Extract every line that contains the word "Сумма".
##############################
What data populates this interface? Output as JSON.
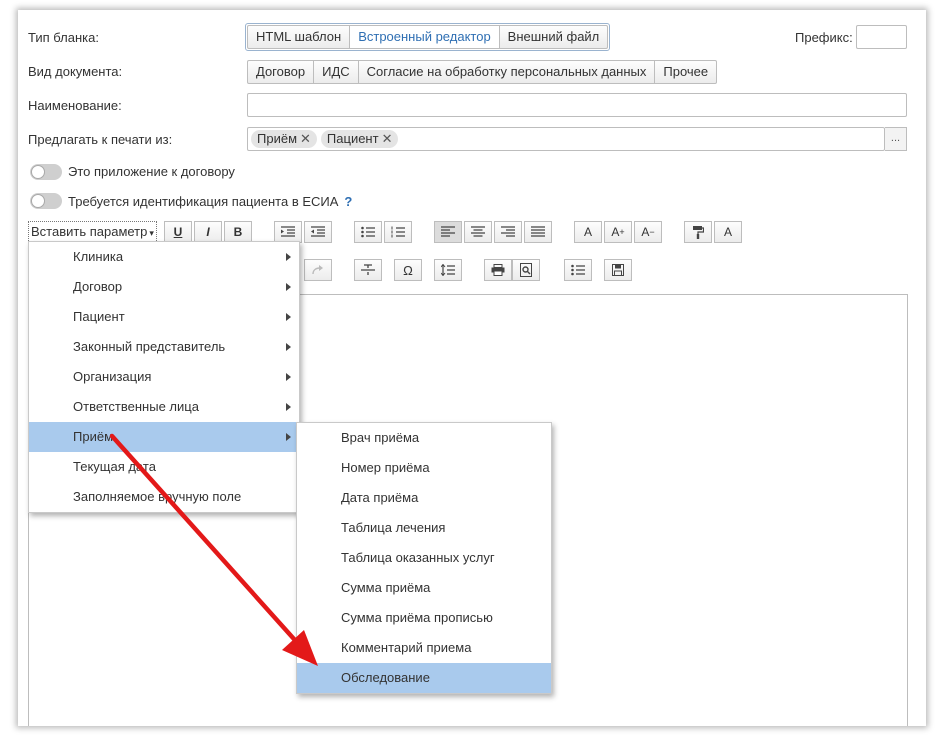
{
  "form": {
    "blank_type_label": "Тип бланка:",
    "blank_type_options": [
      "HTML шаблон",
      "Встроенный редактор",
      "Внешний файл"
    ],
    "prefix_label": "Префикс:",
    "prefix_value": "",
    "doc_type_label": "Вид документа:",
    "doc_type_options": [
      "Договор",
      "ИДС",
      "Согласие на обработку персональных данных",
      "Прочее"
    ],
    "name_label": "Наименование:",
    "name_value": "",
    "print_from_label": "Предлагать к печати из:",
    "print_from_tags": [
      "Приём",
      "Пациент"
    ],
    "more_button": "...",
    "toggle_contract_label": "Это приложение к договору",
    "toggle_esia_label": "Требуется идентификация пациента в ЕСИА",
    "help_mark": "?"
  },
  "toolbar": {
    "insert_param_label": "Вставить параметр",
    "underline": "U",
    "italic": "I",
    "bold": "B",
    "font_a": "A",
    "font_a_plus": "A",
    "font_a_minus": "A",
    "clear_a": "A",
    "omega": "Ω"
  },
  "menu": {
    "items": [
      {
        "label": "Клиника",
        "submenu": true
      },
      {
        "label": "Договор",
        "submenu": true
      },
      {
        "label": "Пациент",
        "submenu": true
      },
      {
        "label": "Законный представитель",
        "submenu": true
      },
      {
        "label": "Организация",
        "submenu": true
      },
      {
        "label": "Ответственные лица",
        "submenu": true
      },
      {
        "label": "Приём",
        "submenu": true,
        "highlighted": true
      },
      {
        "label": "Текущая дата",
        "submenu": false
      },
      {
        "label": "Заполняемое вручную поле",
        "submenu": false
      }
    ]
  },
  "submenu": {
    "items": [
      {
        "label": "Врач приёма"
      },
      {
        "label": "Номер приёма"
      },
      {
        "label": "Дата приёма"
      },
      {
        "label": "Таблица лечения"
      },
      {
        "label": "Таблица оказанных услуг"
      },
      {
        "label": "Сумма приёма"
      },
      {
        "label": "Сумма приёма прописью"
      },
      {
        "label": "Комментарий приема"
      },
      {
        "label": "Обследование",
        "highlighted": true
      }
    ]
  },
  "colors": {
    "accent_text": "#2f6fb3",
    "highlight": "#a9caed",
    "annotation_red": "#e31919"
  }
}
##############################
_Written solution:_
        "label": "Сумма приёма"
        "label": "Сумма приёма прописью"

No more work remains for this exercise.